--- Data provided ---
-*-*-

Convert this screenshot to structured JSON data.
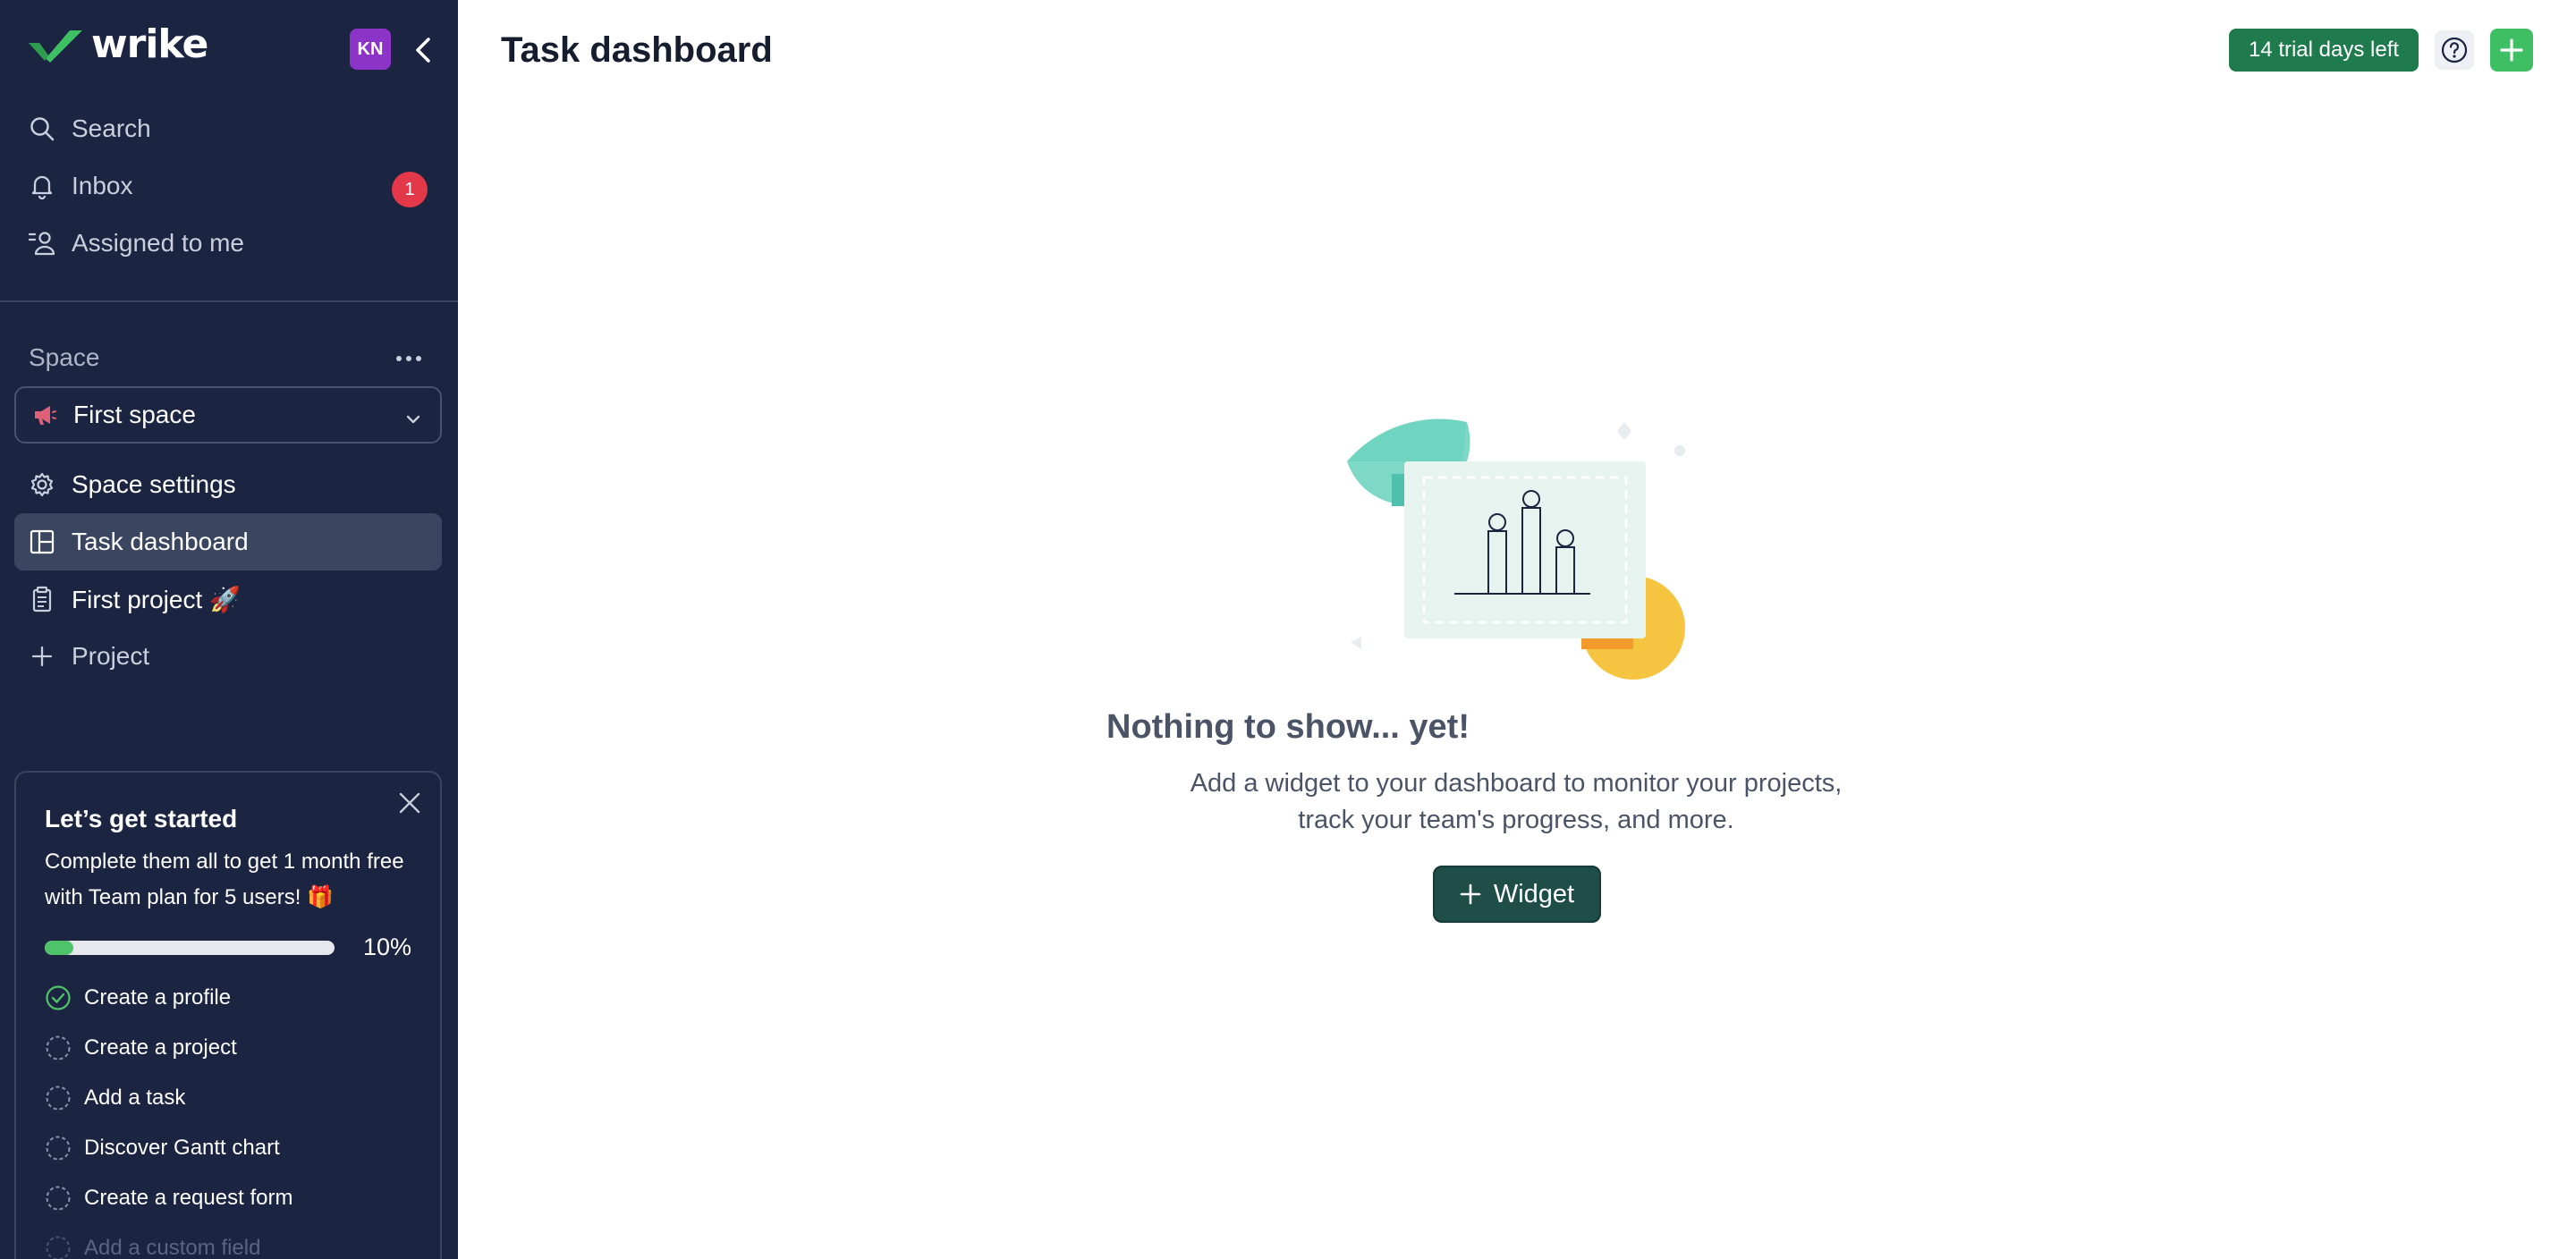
{
  "brand": {
    "name": "wrike",
    "logo_icon": "wrike-check-logo"
  },
  "user": {
    "initials": "KN",
    "avatar_color": "#8b34c7"
  },
  "nav": {
    "search": "Search",
    "inbox": "Inbox",
    "inbox_count": "1",
    "assigned": "Assigned to me"
  },
  "space": {
    "label": "Space",
    "selected": "First space",
    "items": [
      {
        "label": "Space settings",
        "icon": "gear-icon"
      },
      {
        "label": "Task dashboard",
        "icon": "dashboard-icon"
      },
      {
        "label": "First project 🚀",
        "icon": "clipboard-icon"
      },
      {
        "label": "Project",
        "icon": "plus-icon"
      }
    ]
  },
  "onboarding": {
    "title": "Let’s get started",
    "text": "Complete them all to get 1 month free with Team plan for 5 users! 🎁",
    "progress_percent": 10,
    "progress_label": "10%",
    "tasks": [
      {
        "label": "Create a profile",
        "done": true
      },
      {
        "label": "Create a project",
        "done": false
      },
      {
        "label": "Add a task",
        "done": false
      },
      {
        "label": "Discover Gantt chart",
        "done": false
      },
      {
        "label": "Create a request form",
        "done": false
      },
      {
        "label": "Add a custom field",
        "done": false
      }
    ]
  },
  "header": {
    "title": "Task dashboard",
    "trial": "14 trial days left"
  },
  "empty_state": {
    "title": "Nothing to show... yet!",
    "line1": "Add a widget to your dashboard to monitor your projects,",
    "line2": "track your team's progress, and more.",
    "button": "Widget"
  },
  "colors": {
    "sidebar_bg": "#1b2440",
    "active_item": "#3a4560",
    "trial_badge": "#1f7a4e",
    "add_button": "#3fbf63",
    "widget_button": "#1f4d47",
    "inbox_badge": "#e2384a",
    "progress": "#4fc36a"
  }
}
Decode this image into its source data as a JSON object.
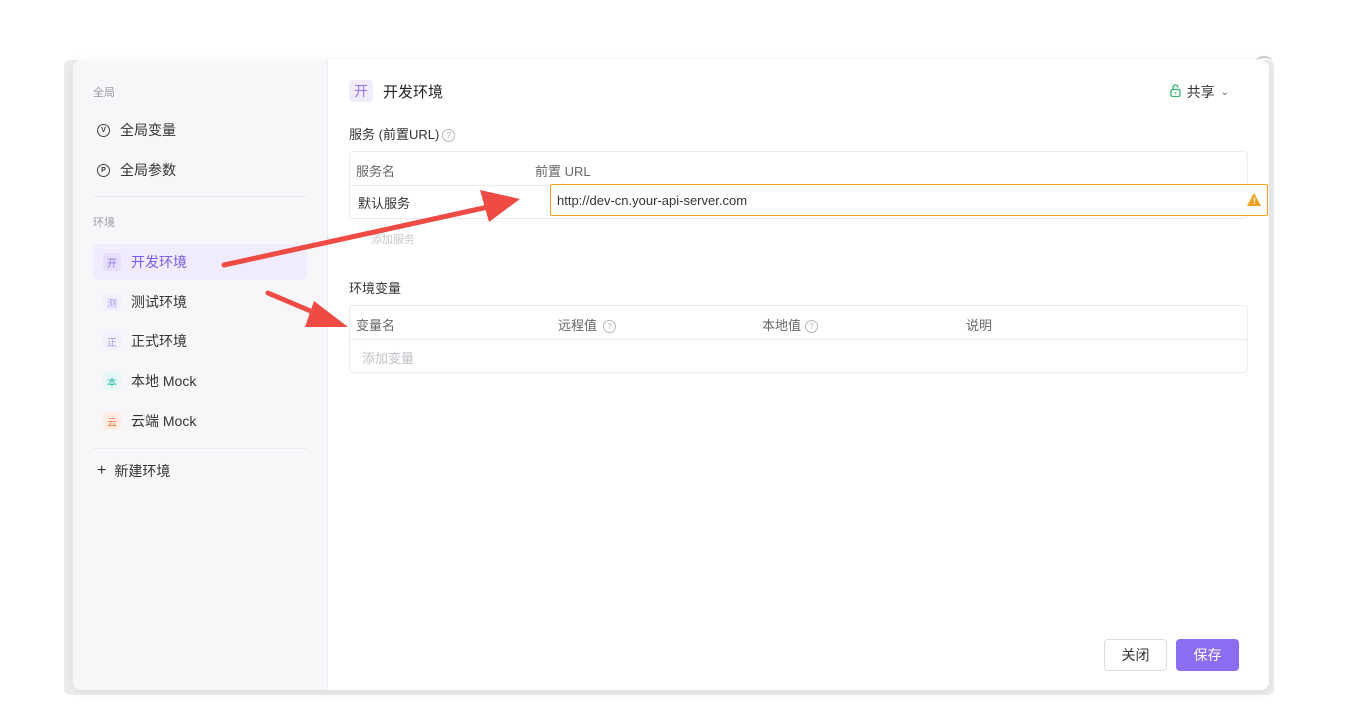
{
  "sidebar": {
    "global_section_label": "全局",
    "global_items": [
      {
        "icon": "circle-v-icon",
        "glyph": "V",
        "label": "全局变量"
      },
      {
        "icon": "circle-p-icon",
        "glyph": "P",
        "label": "全局参数"
      }
    ],
    "env_section_label": "环境",
    "env_items": [
      {
        "badge": "开",
        "label": "开发环境",
        "badge_color": "#9276ee",
        "badge_bg": "#e6defc",
        "active": true
      },
      {
        "badge": "测",
        "label": "测试环境",
        "badge_color": "#a797ec",
        "badge_bg": "#f3f0fd",
        "active": false
      },
      {
        "badge": "正",
        "label": "正式环境",
        "badge_color": "#a797ec",
        "badge_bg": "#f3f0fd",
        "active": false
      },
      {
        "badge": "本",
        "label": "本地 Mock",
        "badge_color": "#2fb7b0",
        "badge_bg": "#e6f7f6",
        "active": false
      },
      {
        "badge": "云",
        "label": "云端 Mock",
        "badge_color": "#f0763f",
        "badge_bg": "#fdede5",
        "active": false
      }
    ],
    "new_env_label": "新建环境"
  },
  "main": {
    "title_badge": "开",
    "title": "开发环境",
    "share_label": "共享",
    "services_title": "服务 (前置URL)",
    "services_table": {
      "col_service_name": "服务名",
      "col_prefix_url": "前置 URL",
      "rows": [
        {
          "name": "默认服务",
          "url": "http://dev-cn.your-api-server.com"
        }
      ],
      "add_label": "添加服务"
    },
    "vars_title": "环境变量",
    "vars_table": {
      "col_var_name": "变量名",
      "col_remote": "远程值",
      "col_local": "本地值",
      "col_desc": "说明",
      "add_placeholder": "添加变量"
    }
  },
  "footer": {
    "close_label": "关闭",
    "save_label": "保存"
  },
  "colors": {
    "accent": "#8c6cf0",
    "warning": "#f2a01e",
    "arrow": "#ef4b45"
  }
}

-*-*-

--- Instructions for the task ---
Leaving out the pictures, repeat the data above exactly.

--- Result of the task ---
Convert this screenshot to structured JSON data.
{
  "brand": {
    "name": "wrike",
    "logo_icon": "wrike-check-logo"
  },
  "user": {
    "initials": "KN",
    "avatar_color": "#8b34c7"
  },
  "nav": {
    "search": "Search",
    "inbox": "Inbox",
    "inbox_count": "1",
    "assigned": "Assigned to me"
  },
  "space": {
    "label": "Space",
    "selected": "First space",
    "items": [
      {
        "label": "Space settings",
        "icon": "gear-icon"
      },
      {
        "label": "Task dashboard",
        "icon": "dashboard-icon"
      },
      {
        "label": "First project 🚀",
        "icon": "clipboard-icon"
      },
      {
        "label": "Project",
        "icon": "plus-icon"
      }
    ]
  },
  "onboarding": {
    "title": "Let’s get started",
    "text": "Complete them all to get 1 month free with Team plan for 5 users! 🎁",
    "progress_percent": 10,
    "progress_label": "10%",
    "tasks": [
      {
        "label": "Create a profile",
        "done": true
      },
      {
        "label": "Create a project",
        "done": false
      },
      {
        "label": "Add a task",
        "done": false
      },
      {
        "label": "Discover Gantt chart",
        "done": false
      },
      {
        "label": "Create a request form",
        "done": false
      },
      {
        "label": "Add a custom field",
        "done": false
      }
    ]
  },
  "header": {
    "title": "Task dashboard",
    "trial": "14 trial days left"
  },
  "empty_state": {
    "title": "Nothing to show... yet!",
    "line1": "Add a widget to your dashboard to monitor your projects,",
    "line2": "track your team's progress, and more.",
    "button": "Widget"
  },
  "colors": {
    "sidebar_bg": "#1b2440",
    "active_item": "#3a4560",
    "trial_badge": "#1f7a4e",
    "add_button": "#3fbf63",
    "widget_button": "#1f4d47",
    "inbox_badge": "#e2384a",
    "progress": "#4fc36a"
  }
}
Decode this image into its source data as a JSON object.
{
  "sidebar": {
    "global_section_label": "全局",
    "global_items": [
      {
        "icon": "circle-v-icon",
        "glyph": "V",
        "label": "全局变量"
      },
      {
        "icon": "circle-p-icon",
        "glyph": "P",
        "label": "全局参数"
      }
    ],
    "env_section_label": "环境",
    "env_items": [
      {
        "badge": "开",
        "label": "开发环境",
        "badge_color": "#9276ee",
        "badge_bg": "#e6defc",
        "active": true
      },
      {
        "badge": "测",
        "label": "测试环境",
        "badge_color": "#a797ec",
        "badge_bg": "#f3f0fd",
        "active": false
      },
      {
        "badge": "正",
        "label": "正式环境",
        "badge_color": "#a797ec",
        "badge_bg": "#f3f0fd",
        "active": false
      },
      {
        "badge": "本",
        "label": "本地 Mock",
        "badge_color": "#2fb7b0",
        "badge_bg": "#e6f7f6",
        "active": false
      },
      {
        "badge": "云",
        "label": "云端 Mock",
        "badge_color": "#f0763f",
        "badge_bg": "#fdede5",
        "active": false
      }
    ],
    "new_env_label": "新建环境"
  },
  "main": {
    "title_badge": "开",
    "title": "开发环境",
    "share_label": "共享",
    "services_title": "服务 (前置URL)",
    "services_table": {
      "col_service_name": "服务名",
      "col_prefix_url": "前置 URL",
      "rows": [
        {
          "name": "默认服务",
          "url": "http://dev-cn.your-api-server.com"
        }
      ],
      "add_label": "添加服务"
    },
    "vars_title": "环境变量",
    "vars_table": {
      "col_var_name": "变量名",
      "col_remote": "远程值",
      "col_local": "本地值",
      "col_desc": "说明",
      "add_placeholder": "添加变量"
    }
  },
  "footer": {
    "close_label": "关闭",
    "save_label": "保存"
  },
  "colors": {
    "accent": "#8c6cf0",
    "warning": "#f2a01e",
    "arrow": "#ef4b45"
  }
}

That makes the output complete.